** Document section **
********
We have a bit of a complicated relationship with Google In the SEO/inbound community. We are often the first, and loudest, to call them out when they get their priorities messed up or hoard data for questionable reasons.

But on the whole, we use more of Google’s wares than probably any other industry.

At Distilled, we use Google Apps for email, calendars, document collaboration, reporting, Google+ for internal sharing discussions, Hangouts for live video, chat, and webinars. Most of our clients use Google Analytics (as we do for our own websites). Our PPC specialists have core expertise in AdWords. Our keyword research work invariably turns to the AdWords Keywords Tool for search volume estimates.

While working with our Creative team to plan a data visualization project recently, I learned about a relatively new service from Google (Consumer Surveys — see below), and it got me thinking about other Google projects that have proven to be useful for our work and those that promise to be in the future.

This guide is intended for those SEOs/inbound marketers who are familiar the fundamental Google resources (Google Analytics, Apps, the AdWords Keywords Tool) but may not be aware of what else is out there and what is coming soon.
********
** Short problem 1 **
Answer these questions from the text on Google's tools, one line per answer, marked (a), (b), (c):
(a) What does Distilled use Hangouts for?
(b) Which tool does Distilled's keyword research rely on for search volume estimates?
(c) Which relatively new Google service did the writer learn about while planning a data visualization project?

** Supplied data **
********
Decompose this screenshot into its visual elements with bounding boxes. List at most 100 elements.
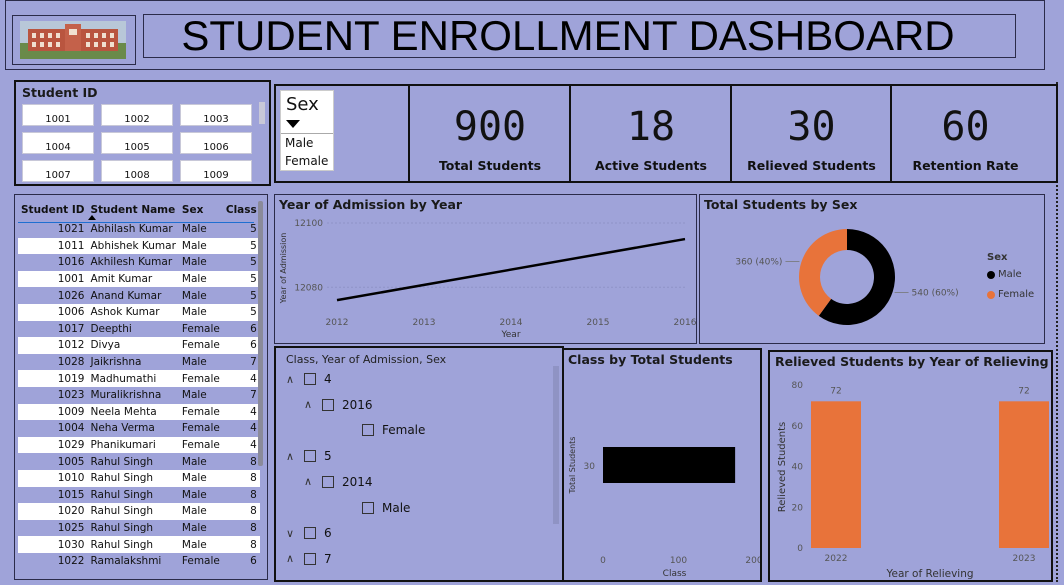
slicer-scrollbar[interactable]	[259, 102, 265, 124]
sex-slicer[interactable]: Sex Male Female	[280, 90, 334, 171]
tree-item[interactable]: ∧ 5	[286, 449, 332, 463]
checkbox[interactable]	[322, 475, 334, 488]
sex-option-female[interactable]: Female	[285, 154, 329, 168]
student-table-grid: Student ID Student Name Sex Class 1021 Ab…	[18, 199, 260, 569]
legend-item-male[interactable]: Male	[987, 269, 1022, 280]
x-tick-label: 100	[670, 556, 687, 566]
tree-item[interactable]: Female	[322, 423, 425, 437]
donut-chart-panel: Total Students by Sex 540 (60%) 360 (40%)…	[699, 194, 1045, 344]
column-header[interactable]: Sex	[181, 204, 204, 216]
x-tick-label: 2015	[587, 318, 610, 328]
chevron-up-icon[interactable]: ∧	[286, 449, 295, 463]
checkbox[interactable]	[362, 424, 374, 437]
table-row[interactable]: 1030 Rahul Singh Male 8	[18, 536, 260, 553]
table-scrollbar[interactable]	[258, 201, 263, 466]
student-id-button[interactable]: 1001	[22, 104, 94, 126]
cell-student-id: 1006	[57, 306, 85, 319]
chevron-up-icon[interactable]: ∧	[286, 552, 295, 566]
student-id-button[interactable]: 1005	[101, 132, 173, 154]
tree-scrollbar[interactable]	[553, 366, 559, 524]
table-row[interactable]: 1004 Neha Verma Female 4	[18, 420, 260, 437]
kpi-value: 60	[941, 104, 990, 150]
x-tick-label: 2013	[413, 318, 436, 328]
cell-sex: Male	[181, 455, 207, 468]
chevron-up-icon[interactable]: ∧	[304, 475, 313, 489]
table-row[interactable]: 1026 Anand Kumar Male 5	[18, 287, 260, 304]
table-row[interactable]: 1005 Rahul Singh Male 8	[18, 453, 260, 470]
cell-student-id: 1012	[57, 339, 85, 352]
table-row[interactable]: 1022 Ramalakshmi Female 6	[18, 553, 260, 570]
cell-student-name: Rahul Singh	[90, 538, 154, 551]
student-id-button[interactable]: 1009	[180, 160, 252, 182]
donut-slice-female	[799, 229, 847, 316]
legend-label: Female	[998, 289, 1035, 300]
table-row[interactable]: 1019 Madhumathi Female 4	[18, 370, 260, 387]
table-row[interactable]: 1010 Rahul Singh Male 8	[18, 469, 260, 487]
legend-label: Male	[998, 269, 1022, 280]
cell-sex: Male	[181, 538, 207, 551]
cell-class: 5	[250, 273, 257, 286]
column-header[interactable]: Student ID	[21, 204, 85, 216]
student-id-button[interactable]: 1006	[180, 132, 252, 154]
chevron-down-icon[interactable]: ∨	[286, 526, 295, 540]
column-header[interactable]: Student Name	[90, 204, 176, 216]
cell-student-name: Rahul Singh	[90, 455, 154, 468]
table-row[interactable]: 1016 Akhilesh Kumar Male 5	[18, 254, 260, 271]
checkbox[interactable]	[304, 450, 316, 463]
chevron-up-icon[interactable]: ∧	[304, 398, 313, 412]
table-row[interactable]: 1020 Rahul Singh Male 8	[18, 503, 260, 520]
table-row[interactable]: 1015 Rahul Singh Male 8	[18, 487, 260, 504]
chevron-down-icon[interactable]	[286, 120, 300, 128]
student-id-button[interactable]: 1008	[101, 160, 173, 182]
line-chart-panel: Year of Admission by Year 12100 12080 2012…	[274, 194, 697, 344]
table-row[interactable]: 1012 Divya Female 6	[18, 337, 260, 354]
tree-item[interactable]: ∧ 2014	[304, 475, 373, 489]
cell-student-name: Abhilash Kumar	[90, 223, 173, 236]
tree-item[interactable]: Male	[322, 501, 410, 515]
cell-student-id: 1020	[57, 505, 85, 518]
checkbox[interactable]	[304, 552, 316, 565]
chevron-up-icon[interactable]: ∧	[286, 372, 295, 386]
sex-option-male[interactable]: Male	[285, 136, 314, 150]
checkbox[interactable]	[322, 398, 334, 411]
checkbox[interactable]	[362, 501, 374, 514]
cell-sex: Male	[181, 389, 207, 402]
checkbox[interactable]	[304, 373, 316, 385]
tree-item[interactable]: ∧ 2016	[304, 398, 373, 412]
table-row[interactable]: 1028 Jaikrishna Male 7	[18, 354, 260, 371]
tree-item-label: Female	[382, 423, 426, 438]
table-row[interactable]: 1025 Rahul Singh Male 8	[18, 520, 260, 537]
cell-class: 5	[250, 306, 257, 319]
tree-item[interactable]: ∨ 6	[286, 526, 332, 540]
x-tick-label: 2023	[1013, 554, 1036, 564]
table-row[interactable]: 1029 Phanikumari Female 4	[18, 436, 260, 454]
tree-item-label: 2014	[342, 474, 373, 489]
table-row[interactable]: 1023 Muralikrishna Male 7	[18, 387, 260, 404]
table-row[interactable]: 1006 Ashok Kumar Male 5	[18, 303, 260, 321]
cell-sex: Male	[181, 256, 207, 269]
student-id-button[interactable]: 1003	[180, 104, 252, 126]
tree-item[interactable]: ∧ 7	[286, 552, 332, 566]
student-id-button[interactable]: 1007	[22, 160, 94, 182]
student-id-button[interactable]: 1004	[22, 132, 94, 154]
cell-sex: Male	[181, 289, 207, 302]
legend-item-female[interactable]: Female	[987, 289, 1034, 300]
table-row[interactable]: 1021 Abhilash Kumar Male 5	[18, 221, 260, 238]
cell-class: 5	[250, 239, 257, 252]
table-row[interactable]: 1011 Abhishek Kumar Male 5	[18, 237, 260, 255]
cell-class: 8	[250, 455, 257, 468]
y-tick-label: 12080	[294, 283, 323, 293]
cell-sex: Male	[181, 472, 207, 485]
column-header[interactable]: Class	[225, 204, 257, 216]
tree-item[interactable]: ∧ 4	[286, 372, 332, 386]
table-row[interactable]: 1009 Neela Mehta Female 4	[18, 403, 260, 421]
cell-student-id: 1023	[57, 389, 85, 402]
student-id-button[interactable]: 1002	[101, 104, 173, 126]
table-row[interactable]: 1017 Deepthi Female 6	[18, 321, 260, 338]
cell-student-id: 1021	[57, 223, 85, 236]
checkbox[interactable]	[304, 527, 316, 540]
tree-item-label: 4	[324, 372, 332, 386]
table-row[interactable]: 1001 Amit Kumar Male 5	[18, 270, 260, 288]
y-axis-label: Year of Admission	[279, 233, 288, 305]
kpi-label: Active Students	[595, 158, 707, 173]
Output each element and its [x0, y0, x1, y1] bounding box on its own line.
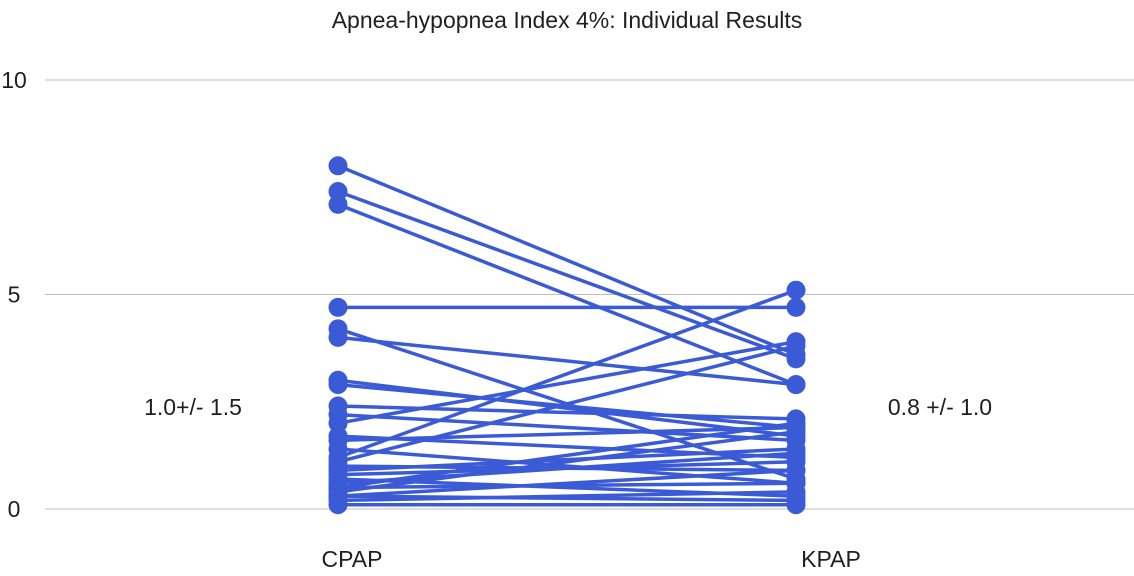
- y-tick-label: 0: [8, 496, 21, 522]
- data-point-cpap: [328, 194, 348, 214]
- gridlines: [45, 79, 1134, 510]
- subject-line: [337, 189, 797, 361]
- annotation-kpap-mean: 0.8 +/- 1.0: [888, 394, 992, 420]
- subject-line: [337, 425, 797, 443]
- subject-line: [337, 430, 797, 494]
- series-lines: [328, 156, 806, 515]
- data-point-cpap: [328, 297, 348, 317]
- data-point-kpap: [786, 280, 806, 300]
- subject-line: [337, 344, 797, 464]
- data-point-kpap: [786, 460, 806, 480]
- subject-line: [337, 490, 797, 503]
- subject-line: [337, 447, 797, 486]
- subject-line: [337, 339, 797, 425]
- subject-line: [337, 382, 797, 430]
- category-label-kpap: KPAP: [801, 546, 861, 572]
- y-tick-label: 5: [8, 282, 21, 308]
- data-point-kpap: [786, 422, 806, 442]
- subject-line: [337, 468, 797, 498]
- data-point-cpap: [328, 375, 348, 395]
- y-axis-ticks: 0 5 10: [1, 67, 27, 522]
- data-point-cpap: [328, 327, 348, 347]
- chart-title: Apnea-hypopnea Index 4%: Individual Resu…: [332, 7, 803, 33]
- data-point-cpap: [328, 156, 348, 176]
- data-point-kpap: [786, 375, 806, 395]
- data-point-cpap: [328, 495, 348, 515]
- subject-line: [337, 481, 797, 490]
- data-point-kpap: [786, 443, 806, 463]
- data-point-kpap: [786, 297, 806, 317]
- data-point-kpap: [786, 336, 806, 356]
- subject-line: [337, 412, 797, 443]
- annotation-cpap-mean: 1.0+/- 1.5: [144, 394, 242, 420]
- category-label-cpap: CPAP: [322, 546, 383, 572]
- y-tick-label: 10: [1, 67, 27, 93]
- subject-line: [337, 378, 797, 438]
- subject-line: [337, 447, 797, 473]
- subject-line: [337, 421, 797, 490]
- subject-line: [337, 335, 797, 387]
- subject-line: [337, 288, 797, 460]
- subject-line: [337, 164, 797, 357]
- subject-line: [337, 494, 797, 503]
- data-point-kpap: [786, 495, 806, 515]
********
** Short problem 2 **
In the rows, render everything from the line containing "102, 265, 124]" down to the line containing "104, 94, 126]", both included, as a Markdown table with the columns Number and Row text, leaving out blank lines.

** Full output 1 **
(a) Live video, chat, and webinars.
(b) The AdWords Keywords Tool.
(c) Consumer Surveys.

** Full output 2 **
| Number | Row text |
|---|---|
| 1 | slicer-scrollbar[interactable]	[259, 102, 265, 124] |
| 2 | sex-slicer[interactable]: Sex Male Female	[280, 90, 334, 171] |
| 3 | tree-item[interactable]: ∧ 5	[286, 449, 332, 463] |
| 4 | checkbox[interactable]	[322, 475, 334, 488] |
| 5 | sex-option-female[interactable]: Female	[285, 154, 329, 168] |
| 6 | student-table-grid: Student ID Student Name Sex Class 1021 Ab…	[18, 199, 260, 569] |
| 7 | legend-item-male[interactable]: Male	[987, 269, 1022, 280] |
| 8 | x-tick-label: 100	[670, 556, 687, 566] |
| 9 | tree-item[interactable]: Female	[322, 423, 425, 437] |
| 10 | donut-chart-panel: Total Students by Sex 540 (60%) 360 (40%)…	[699, 194, 1045, 344] |
| 11 | column-header[interactable]: Sex	[181, 204, 204, 216] |
| 12 | x-tick-label: 2015	[587, 318, 610, 328] |
| 13 | chevron-up-icon[interactable]: ∧	[286, 449, 295, 463] |
| 14 | checkbox[interactable]	[362, 424, 374, 437] |
| 15 | table-row[interactable]: 1030 Rahul Singh Male 8	[18, 536, 260, 553] |
| 16 | table-scrollbar[interactable]	[258, 201, 263, 466] |
| 17 | student-id-button[interactable]: 1001	[22, 104, 94, 126] |